▶ [Prompt]
Write each line out exactly, leaving none out.
───── Dataset records ─────
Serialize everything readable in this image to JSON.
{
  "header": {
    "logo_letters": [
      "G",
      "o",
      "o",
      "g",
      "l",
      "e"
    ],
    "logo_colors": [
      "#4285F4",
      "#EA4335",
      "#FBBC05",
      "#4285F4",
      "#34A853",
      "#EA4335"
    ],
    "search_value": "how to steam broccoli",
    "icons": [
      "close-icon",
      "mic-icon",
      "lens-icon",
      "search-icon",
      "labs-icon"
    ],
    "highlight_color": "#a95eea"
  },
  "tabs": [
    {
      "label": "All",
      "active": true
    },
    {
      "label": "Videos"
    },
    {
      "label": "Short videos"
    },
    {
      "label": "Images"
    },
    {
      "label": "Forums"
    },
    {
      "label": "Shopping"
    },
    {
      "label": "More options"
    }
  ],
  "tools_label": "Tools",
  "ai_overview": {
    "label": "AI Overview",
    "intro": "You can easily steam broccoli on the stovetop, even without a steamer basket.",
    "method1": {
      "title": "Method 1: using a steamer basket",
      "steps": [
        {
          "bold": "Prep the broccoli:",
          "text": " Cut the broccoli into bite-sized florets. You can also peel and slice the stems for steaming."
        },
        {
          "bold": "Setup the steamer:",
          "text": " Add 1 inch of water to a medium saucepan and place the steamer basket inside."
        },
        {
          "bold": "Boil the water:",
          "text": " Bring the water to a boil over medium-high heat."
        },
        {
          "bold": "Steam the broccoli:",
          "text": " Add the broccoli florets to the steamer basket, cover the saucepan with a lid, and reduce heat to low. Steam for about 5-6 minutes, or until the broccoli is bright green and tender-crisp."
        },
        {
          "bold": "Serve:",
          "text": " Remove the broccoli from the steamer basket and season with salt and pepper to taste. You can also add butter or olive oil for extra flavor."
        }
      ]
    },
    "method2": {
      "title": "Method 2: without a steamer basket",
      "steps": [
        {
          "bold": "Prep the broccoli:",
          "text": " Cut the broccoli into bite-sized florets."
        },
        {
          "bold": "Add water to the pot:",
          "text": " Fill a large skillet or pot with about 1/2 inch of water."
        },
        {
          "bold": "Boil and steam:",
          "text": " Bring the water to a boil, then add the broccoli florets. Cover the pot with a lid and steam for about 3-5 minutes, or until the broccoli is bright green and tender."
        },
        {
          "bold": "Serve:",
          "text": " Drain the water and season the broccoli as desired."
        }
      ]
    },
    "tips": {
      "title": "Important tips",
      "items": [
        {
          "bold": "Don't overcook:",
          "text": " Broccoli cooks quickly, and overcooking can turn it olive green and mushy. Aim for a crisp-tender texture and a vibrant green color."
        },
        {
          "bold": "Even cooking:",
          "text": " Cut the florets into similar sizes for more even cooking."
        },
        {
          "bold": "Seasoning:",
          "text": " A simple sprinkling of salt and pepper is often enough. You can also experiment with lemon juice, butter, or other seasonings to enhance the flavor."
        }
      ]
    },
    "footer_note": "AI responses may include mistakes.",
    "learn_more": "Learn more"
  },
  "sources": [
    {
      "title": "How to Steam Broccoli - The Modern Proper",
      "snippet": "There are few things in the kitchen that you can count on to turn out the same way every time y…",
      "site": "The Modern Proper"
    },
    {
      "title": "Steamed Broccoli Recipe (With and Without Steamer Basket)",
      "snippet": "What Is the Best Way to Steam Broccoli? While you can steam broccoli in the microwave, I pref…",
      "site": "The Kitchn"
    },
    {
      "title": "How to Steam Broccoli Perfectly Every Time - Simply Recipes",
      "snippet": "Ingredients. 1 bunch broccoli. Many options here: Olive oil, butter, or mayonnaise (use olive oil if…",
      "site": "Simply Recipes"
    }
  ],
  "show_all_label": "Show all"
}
─────
▶ [Solution to this exercise]
Serialize everything readable in this image to JSON.
{
  "header": {
    "logo_letters": [
      "G",
      "o",
      "o",
      "g",
      "l",
      "e"
    ],
    "logo_colors": [
      "#4285F4",
      "#EA4335",
      "#FBBC05",
      "#4285F4",
      "#34A853",
      "#EA4335"
    ],
    "search_value": "how to steam broccoli",
    "icons": [
      "close-icon",
      "mic-icon",
      "lens-icon",
      "search-icon",
      "labs-icon"
    ],
    "highlight_color": "#a95eea"
  },
  "tabs": [
    {
      "label": "All",
      "active": true
    },
    {
      "label": "Videos"
    },
    {
      "label": "Short videos"
    },
    {
      "label": "Images"
    },
    {
      "label": "Forums"
    },
    {
      "label": "Shopping"
    },
    {
      "label": "More options"
    }
  ],
  "tools_label": "Tools",
  "ai_overview": {
    "label": "AI Overview",
    "intro": "You can easily steam broccoli on the stovetop, even without a steamer basket.",
    "method1": {
      "title": "Method 1: using a steamer basket",
      "steps": [
        {
          "bold": "Prep the broccoli:",
          "text": " Cut the broccoli into bite-sized florets. You can also peel and slice the stems for steaming."
        },
        {
          "bold": "Setup the steamer:",
          "text": " Add 1 inch of water to a medium saucepan and place the steamer basket inside."
        },
        {
          "bold": "Boil the water:",
          "text": " Bring the water to a boil over medium-high heat."
        },
        {
          "bold": "Steam the broccoli:",
          "text": " Add the broccoli florets to the steamer basket, cover the saucepan with a lid, and reduce heat to low. Steam for about 5-6 minutes, or until the broccoli is bright green and tender-crisp."
        },
        {
          "bold": "Serve:",
          "text": " Remove the broccoli from the steamer basket and season with salt and pepper to taste. You can also add butter or olive oil for extra flavor."
        }
      ]
    },
    "method2": {
      "title": "Method 2: without a steamer basket",
      "steps": [
        {
          "bold": "Prep the broccoli:",
          "text": " Cut the broccoli into bite-sized florets."
        },
        {
          "bold": "Add water to the pot:",
          "text": " Fill a large skillet or pot with about 1/2 inch of water."
        },
        {
          "bold": "Boil and steam:",
          "text": " Bring the water to a boil, then add the broccoli florets. Cover the pot with a lid and steam for about 3-5 minutes, or until the broccoli is bright green and tender."
        },
        {
          "bold": "Serve:",
          "text": " Drain the water and season the broccoli as desired."
        }
      ]
    },
    "tips": {
      "title": "Important tips",
      "items": [
        {
          "bold": "Don't overcook:",
          "text": " Broccoli cooks quickly, and overcooking can turn it olive green and mushy. Aim for a crisp-tender texture and a vibrant green color."
        },
        {
          "bold": "Even cooking:",
          "text": " Cut the florets into similar sizes for more even cooking."
        },
        {
          "bold": "Seasoning:",
          "text": " A simple sprinkling of salt and pepper is often enough. You can also experiment with lemon juice, butter, or other seasonings to enhance the flavor."
        }
      ]
    },
    "footer_note": "AI responses may include mistakes.",
    "learn_more": "Learn more"
  },
  "sources": [
    {
      "title": "How to Steam Broccoli - The Modern Proper",
      "snippet": "There are few things in the kitchen that you can count on to turn out the same way every time y…",
      "site": "The Modern Proper"
    },
    {
      "title": "Steamed Broccoli Recipe (With and Without Steamer Basket)",
      "snippet": "What Is the Best Way to Steam Broccoli? While you can steam broccoli in the microwave, I pref…",
      "site": "The Kitchn"
    },
    {
      "title": "How to Steam Broccoli Perfectly Every Time - Simply Recipes",
      "snippet": "Ingredients. 1 bunch broccoli. Many options here: Olive oil, butter, or mayonnaise (use olive oil if…",
      "site": "Simply Recipes"
    }
  ],
  "show_all_label": "Show all"
}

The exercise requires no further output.